[Given records start]

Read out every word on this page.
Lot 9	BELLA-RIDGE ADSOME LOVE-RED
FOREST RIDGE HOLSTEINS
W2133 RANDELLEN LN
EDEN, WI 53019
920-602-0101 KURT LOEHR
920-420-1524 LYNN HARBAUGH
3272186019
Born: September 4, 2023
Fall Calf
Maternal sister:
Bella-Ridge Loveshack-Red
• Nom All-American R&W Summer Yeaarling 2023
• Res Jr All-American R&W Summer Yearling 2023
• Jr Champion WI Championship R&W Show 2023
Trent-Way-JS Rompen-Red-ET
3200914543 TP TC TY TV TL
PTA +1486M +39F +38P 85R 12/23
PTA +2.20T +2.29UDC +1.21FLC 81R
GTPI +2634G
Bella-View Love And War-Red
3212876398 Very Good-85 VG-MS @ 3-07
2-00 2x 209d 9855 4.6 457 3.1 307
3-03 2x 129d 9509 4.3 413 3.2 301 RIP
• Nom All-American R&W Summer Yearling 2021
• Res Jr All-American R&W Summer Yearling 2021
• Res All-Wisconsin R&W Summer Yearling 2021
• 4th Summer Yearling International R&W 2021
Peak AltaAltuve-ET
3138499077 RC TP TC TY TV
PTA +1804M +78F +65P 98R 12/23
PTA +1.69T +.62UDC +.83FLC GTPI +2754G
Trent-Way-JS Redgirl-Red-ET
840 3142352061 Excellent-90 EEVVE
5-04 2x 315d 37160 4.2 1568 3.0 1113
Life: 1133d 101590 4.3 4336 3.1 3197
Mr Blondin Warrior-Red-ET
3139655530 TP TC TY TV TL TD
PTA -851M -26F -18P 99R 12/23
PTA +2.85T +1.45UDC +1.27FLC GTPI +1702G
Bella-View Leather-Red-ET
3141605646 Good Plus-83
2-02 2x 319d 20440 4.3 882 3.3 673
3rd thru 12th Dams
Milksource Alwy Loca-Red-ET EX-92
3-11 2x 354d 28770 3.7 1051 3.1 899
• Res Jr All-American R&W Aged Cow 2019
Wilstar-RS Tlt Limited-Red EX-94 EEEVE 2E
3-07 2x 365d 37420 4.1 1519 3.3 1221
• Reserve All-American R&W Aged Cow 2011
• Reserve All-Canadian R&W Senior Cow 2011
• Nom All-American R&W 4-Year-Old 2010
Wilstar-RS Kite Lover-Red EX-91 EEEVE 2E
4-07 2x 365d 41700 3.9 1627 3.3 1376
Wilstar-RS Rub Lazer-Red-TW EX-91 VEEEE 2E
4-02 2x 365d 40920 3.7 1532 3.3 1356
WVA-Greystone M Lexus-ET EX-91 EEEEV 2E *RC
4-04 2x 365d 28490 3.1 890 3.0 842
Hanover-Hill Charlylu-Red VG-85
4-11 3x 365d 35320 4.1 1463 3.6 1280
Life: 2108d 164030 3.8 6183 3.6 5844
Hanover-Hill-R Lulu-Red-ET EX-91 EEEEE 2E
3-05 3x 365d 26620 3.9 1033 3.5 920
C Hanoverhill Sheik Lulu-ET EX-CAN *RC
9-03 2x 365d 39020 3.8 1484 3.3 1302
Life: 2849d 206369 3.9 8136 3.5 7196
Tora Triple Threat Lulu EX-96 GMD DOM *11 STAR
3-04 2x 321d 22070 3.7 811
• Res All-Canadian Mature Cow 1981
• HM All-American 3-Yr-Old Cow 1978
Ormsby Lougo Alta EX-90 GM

[Given records end]

● Set exercise: Copy every line that contains the string "Trent".

● Exercise output:
Trent-Way-JS Rompen-Red-ET
Trent-Way-JS Redgirl-Red-ET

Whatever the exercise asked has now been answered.